Data entries:
▼
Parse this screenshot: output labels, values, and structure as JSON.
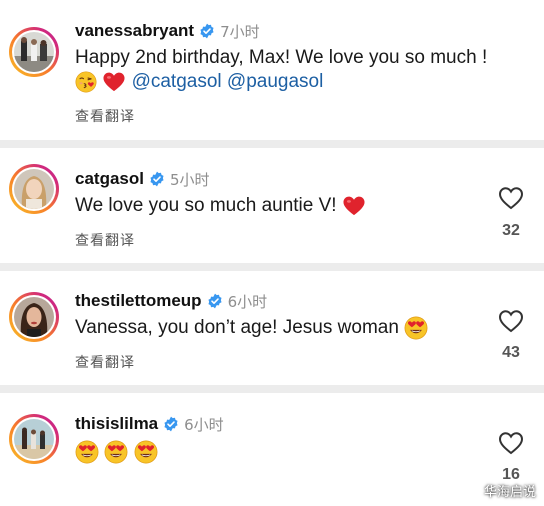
{
  "translate_label": "查看翻译",
  "comments": [
    {
      "username": "vanessabryant",
      "time": "7小时",
      "text": "Happy 2nd birthday, Max! We love you so much !",
      "mentions": [
        "@catgasol",
        "@paugasol"
      ],
      "emoji": [
        "kissing-heart-emoji",
        "red-heart-emoji"
      ],
      "likes": null
    },
    {
      "username": "catgasol",
      "time": "5小时",
      "text": "We love you so much auntie V!",
      "emoji": [
        "red-heart-emoji"
      ],
      "likes": "32"
    },
    {
      "username": "thestilettomeup",
      "time": "6小时",
      "text": "Vanessa, you don’t age! Jesus woman",
      "emoji": [
        "heart-eyes-emoji"
      ],
      "likes": "43"
    },
    {
      "username": "thisislilma",
      "time": "6小时",
      "text": "",
      "emoji": [
        "heart-eyes-emoji",
        "heart-eyes-emoji",
        "heart-eyes-emoji"
      ],
      "likes": "16"
    }
  ],
  "watermark": "华海启说",
  "colors": {
    "verified": "#3897f0",
    "mention": "#1d5fa3",
    "divider": "#ececec"
  }
}
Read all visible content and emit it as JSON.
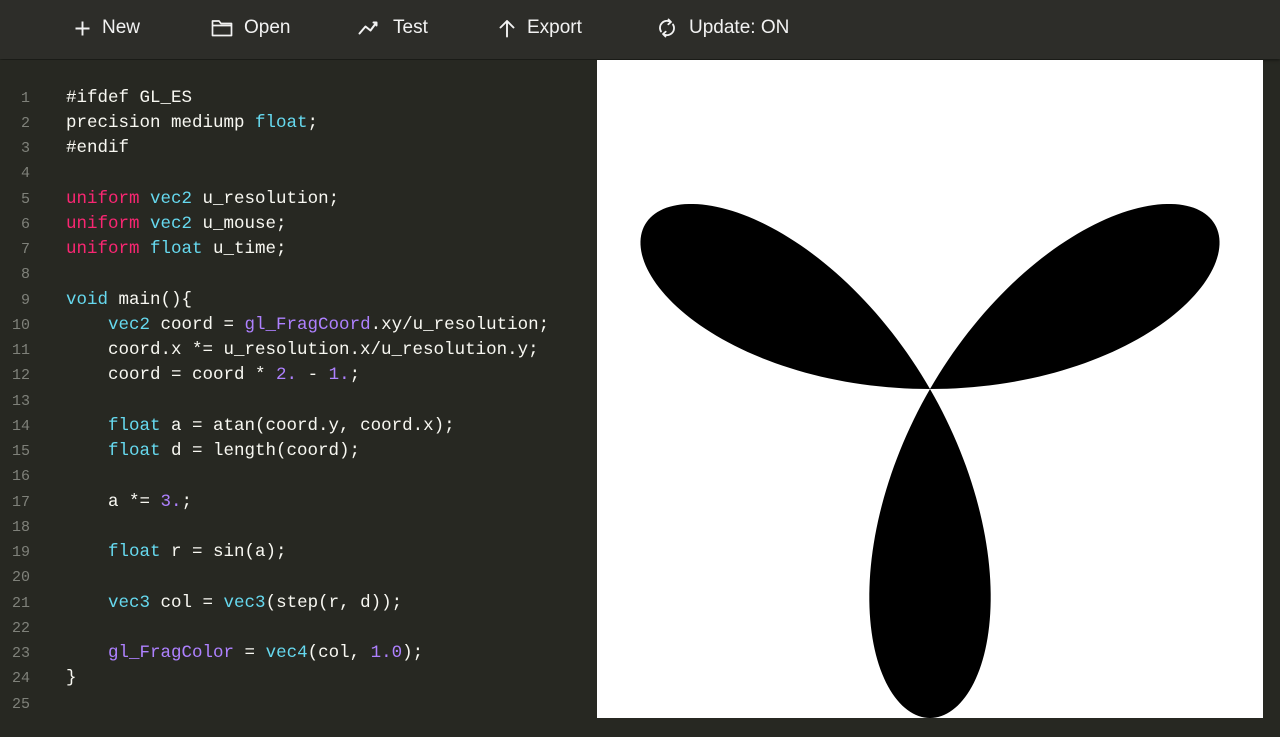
{
  "toolbar": {
    "buttons": [
      {
        "label": "New",
        "icon": "plus-icon"
      },
      {
        "label": "Open",
        "icon": "folder-icon"
      },
      {
        "label": "Test",
        "icon": "trend-line-icon"
      },
      {
        "label": "Export",
        "icon": "arrow-up-icon"
      },
      {
        "label": "Update: ON",
        "icon": "refresh-icon"
      }
    ]
  },
  "colors": {
    "editor_background": "#272822",
    "toolbar_background": "#2d2d29",
    "plain_text": "#f8f8f2",
    "keyword": "#f92672",
    "type": "#66d9ef",
    "number": "#ae81ff",
    "builtin": "#ae81ff",
    "line_number": "#7f817a",
    "canvas_background": "#ffffff",
    "canvas_shape": "#000000"
  },
  "editor": {
    "lines": [
      {
        "n": "1",
        "tokens": [
          {
            "t": "#ifdef GL_ES",
            "c": "plain"
          }
        ]
      },
      {
        "n": "2",
        "tokens": [
          {
            "t": "precision mediump ",
            "c": "plain"
          },
          {
            "t": "float",
            "c": "type"
          },
          {
            "t": ";",
            "c": "plain"
          }
        ]
      },
      {
        "n": "3",
        "tokens": [
          {
            "t": "#endif",
            "c": "plain"
          }
        ]
      },
      {
        "n": "4",
        "tokens": []
      },
      {
        "n": "5",
        "tokens": [
          {
            "t": "uniform",
            "c": "keyword"
          },
          {
            "t": " ",
            "c": "plain"
          },
          {
            "t": "vec2",
            "c": "type"
          },
          {
            "t": " u_resolution;",
            "c": "plain"
          }
        ]
      },
      {
        "n": "6",
        "tokens": [
          {
            "t": "uniform",
            "c": "keyword"
          },
          {
            "t": " ",
            "c": "plain"
          },
          {
            "t": "vec2",
            "c": "type"
          },
          {
            "t": " u_mouse;",
            "c": "plain"
          }
        ]
      },
      {
        "n": "7",
        "tokens": [
          {
            "t": "uniform",
            "c": "keyword"
          },
          {
            "t": " ",
            "c": "plain"
          },
          {
            "t": "float",
            "c": "type"
          },
          {
            "t": " u_time;",
            "c": "plain"
          }
        ]
      },
      {
        "n": "8",
        "tokens": []
      },
      {
        "n": "9",
        "tokens": [
          {
            "t": "void",
            "c": "type"
          },
          {
            "t": " main(){",
            "c": "plain"
          }
        ]
      },
      {
        "n": "10",
        "tokens": [
          {
            "t": "    ",
            "c": "plain"
          },
          {
            "t": "vec2",
            "c": "type"
          },
          {
            "t": " coord = ",
            "c": "plain"
          },
          {
            "t": "gl_FragCoord",
            "c": "builtin"
          },
          {
            "t": ".xy/u_resolution;",
            "c": "plain"
          }
        ]
      },
      {
        "n": "11",
        "tokens": [
          {
            "t": "    coord.x *= u_resolution.x/u_resolution.y;",
            "c": "plain"
          }
        ]
      },
      {
        "n": "12",
        "tokens": [
          {
            "t": "    coord = coord * ",
            "c": "plain"
          },
          {
            "t": "2.",
            "c": "number"
          },
          {
            "t": " - ",
            "c": "plain"
          },
          {
            "t": "1.",
            "c": "number"
          },
          {
            "t": ";",
            "c": "plain"
          }
        ]
      },
      {
        "n": "13",
        "tokens": []
      },
      {
        "n": "14",
        "tokens": [
          {
            "t": "    ",
            "c": "plain"
          },
          {
            "t": "float",
            "c": "type"
          },
          {
            "t": " a = atan(coord.y, coord.x);",
            "c": "plain"
          }
        ]
      },
      {
        "n": "15",
        "tokens": [
          {
            "t": "    ",
            "c": "plain"
          },
          {
            "t": "float",
            "c": "type"
          },
          {
            "t": " d = length(coord);",
            "c": "plain"
          }
        ]
      },
      {
        "n": "16",
        "tokens": []
      },
      {
        "n": "17",
        "tokens": [
          {
            "t": "    a *= ",
            "c": "plain"
          },
          {
            "t": "3.",
            "c": "number"
          },
          {
            "t": ";",
            "c": "plain"
          }
        ]
      },
      {
        "n": "18",
        "tokens": []
      },
      {
        "n": "19",
        "tokens": [
          {
            "t": "    ",
            "c": "plain"
          },
          {
            "t": "float",
            "c": "type"
          },
          {
            "t": " r = sin(a);",
            "c": "plain"
          }
        ]
      },
      {
        "n": "20",
        "tokens": []
      },
      {
        "n": "21",
        "tokens": [
          {
            "t": "    ",
            "c": "plain"
          },
          {
            "t": "vec3",
            "c": "type"
          },
          {
            "t": " col = ",
            "c": "plain"
          },
          {
            "t": "vec3",
            "c": "type"
          },
          {
            "t": "(step(r, d));",
            "c": "plain"
          }
        ]
      },
      {
        "n": "22",
        "tokens": []
      },
      {
        "n": "23",
        "tokens": [
          {
            "t": "    ",
            "c": "plain"
          },
          {
            "t": "gl_FragColor",
            "c": "builtin"
          },
          {
            "t": " = ",
            "c": "plain"
          },
          {
            "t": "vec4",
            "c": "type"
          },
          {
            "t": "(col, ",
            "c": "plain"
          },
          {
            "t": "1.0",
            "c": "number"
          },
          {
            "t": ");",
            "c": "plain"
          }
        ]
      },
      {
        "n": "24",
        "tokens": [
          {
            "t": "}",
            "c": "plain"
          }
        ]
      },
      {
        "n": "25",
        "tokens": []
      }
    ]
  },
  "preview": {
    "shape": "three-petal rose",
    "petals": 3,
    "petal_angles_deg": [
      30,
      150,
      270
    ]
  }
}
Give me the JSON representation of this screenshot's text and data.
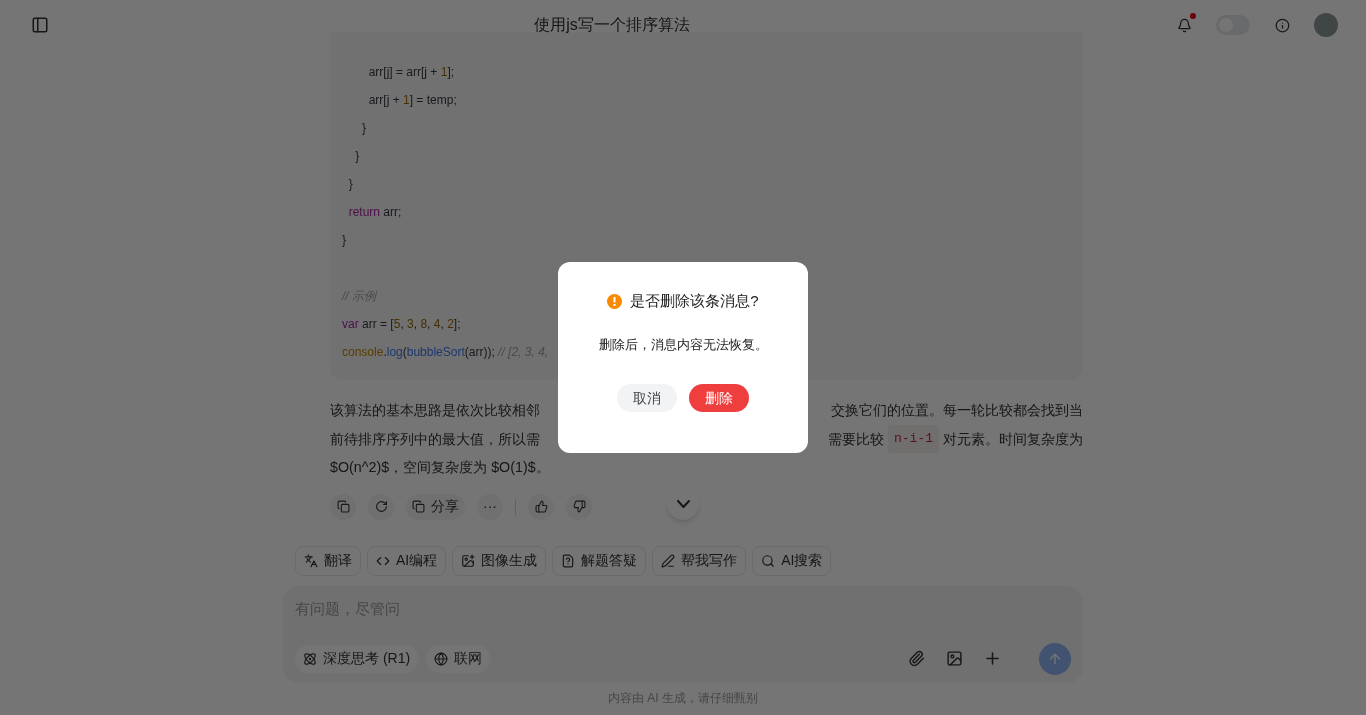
{
  "header": {
    "title": "使用js写一个排序算法",
    "notification_dot": true,
    "theme_switch": {
      "on": false
    }
  },
  "code_groups": [
    [
      [
        {
          "kind": "plain",
          "text": "        arr[j] = arr[j + "
        },
        {
          "kind": "number",
          "text": "1"
        },
        {
          "kind": "plain",
          "text": "];"
        }
      ],
      [
        {
          "kind": "plain",
          "text": "        arr[j + "
        },
        {
          "kind": "number",
          "text": "1"
        },
        {
          "kind": "plain",
          "text": "] = temp;"
        }
      ],
      [
        {
          "kind": "plain",
          "text": "      }"
        }
      ],
      [
        {
          "kind": "plain",
          "text": "    }"
        }
      ],
      [
        {
          "kind": "plain",
          "text": "  }"
        }
      ],
      [
        {
          "kind": "keyword",
          "text": "  return"
        },
        {
          "kind": "plain",
          "text": " arr;"
        }
      ],
      [
        {
          "kind": "plain",
          "text": "}"
        }
      ]
    ],
    [
      [
        {
          "kind": "comment",
          "text": "// 示例"
        }
      ],
      [
        {
          "kind": "keyword",
          "text": "var"
        },
        {
          "kind": "plain",
          "text": " arr = ["
        },
        {
          "kind": "number",
          "text": "5"
        },
        {
          "kind": "plain",
          "text": ", "
        },
        {
          "kind": "number",
          "text": "3"
        },
        {
          "kind": "plain",
          "text": ", "
        },
        {
          "kind": "number",
          "text": "8"
        },
        {
          "kind": "plain",
          "text": ", "
        },
        {
          "kind": "number",
          "text": "4"
        },
        {
          "kind": "plain",
          "text": ", "
        },
        {
          "kind": "number",
          "text": "2"
        },
        {
          "kind": "plain",
          "text": "];"
        }
      ],
      [
        {
          "kind": "object",
          "text": "console"
        },
        {
          "kind": "plain",
          "text": "."
        },
        {
          "kind": "func",
          "text": "log"
        },
        {
          "kind": "plain",
          "text": "("
        },
        {
          "kind": "func",
          "text": "bubbleSort"
        },
        {
          "kind": "plain",
          "text": "(arr)); "
        },
        {
          "kind": "comment",
          "text": "// [2, 3, 4,"
        }
      ]
    ]
  ],
  "paragraph_lines": [
    {
      "left": [
        {
          "kind": "text",
          "text": "该算法的基本思路是依次比较相邻"
        }
      ],
      "right": [
        {
          "kind": "text",
          "text": "交换它们的位置。每一轮比较都会找到当"
        }
      ]
    },
    {
      "left": [
        {
          "kind": "text",
          "text": "前待排序序列中的最大值，所以需"
        }
      ],
      "right": [
        {
          "kind": "text",
          "text": "需要比较"
        },
        {
          "kind": "code",
          "text": "n-i-1"
        },
        {
          "kind": "text",
          "text": "对元素。时间复杂度为"
        }
      ]
    },
    {
      "left": [
        {
          "kind": "text",
          "text": "$O(n^2)$，空间复杂度为 $O(1)$。"
        }
      ]
    }
  ],
  "message_actions": [
    {
      "kind": "copy"
    },
    {
      "kind": "regenerate"
    },
    {
      "kind": "share",
      "label": "分享"
    },
    {
      "kind": "more",
      "label": "···"
    },
    {
      "kind": "divider"
    },
    {
      "kind": "like"
    },
    {
      "kind": "dislike"
    }
  ],
  "tools": [
    {
      "kind": "translate",
      "label": "翻译"
    },
    {
      "kind": "code",
      "label": "AI编程"
    },
    {
      "kind": "image",
      "label": "图像生成"
    },
    {
      "kind": "solve",
      "label": "解题答疑"
    },
    {
      "kind": "write",
      "label": "帮我写作"
    },
    {
      "kind": "search",
      "label": "AI搜索"
    }
  ],
  "composer": {
    "placeholder": "有问题，尽管问",
    "options": [
      {
        "kind": "think",
        "label": "深度思考 (R1)"
      },
      {
        "kind": "web",
        "label": "联网"
      }
    ],
    "send_disabled": true
  },
  "footer": "内容由 AI 生成，请仔细甄别",
  "dialog": {
    "title": "是否删除该条消息?",
    "message": "删除后，消息内容无法恢复。",
    "cancel": "取消",
    "confirm": "删除"
  }
}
▲
AIM OF THE TASK — Find every line in the records that contains the word "icon"; copy those lines.

SOLUTION FOR THIS TASK —
        "icon": "plus-icon"
        "icon": "folder-icon"
        "icon": "trend-line-icon"
        "icon": "arrow-up-icon"
        "icon": "refresh-icon"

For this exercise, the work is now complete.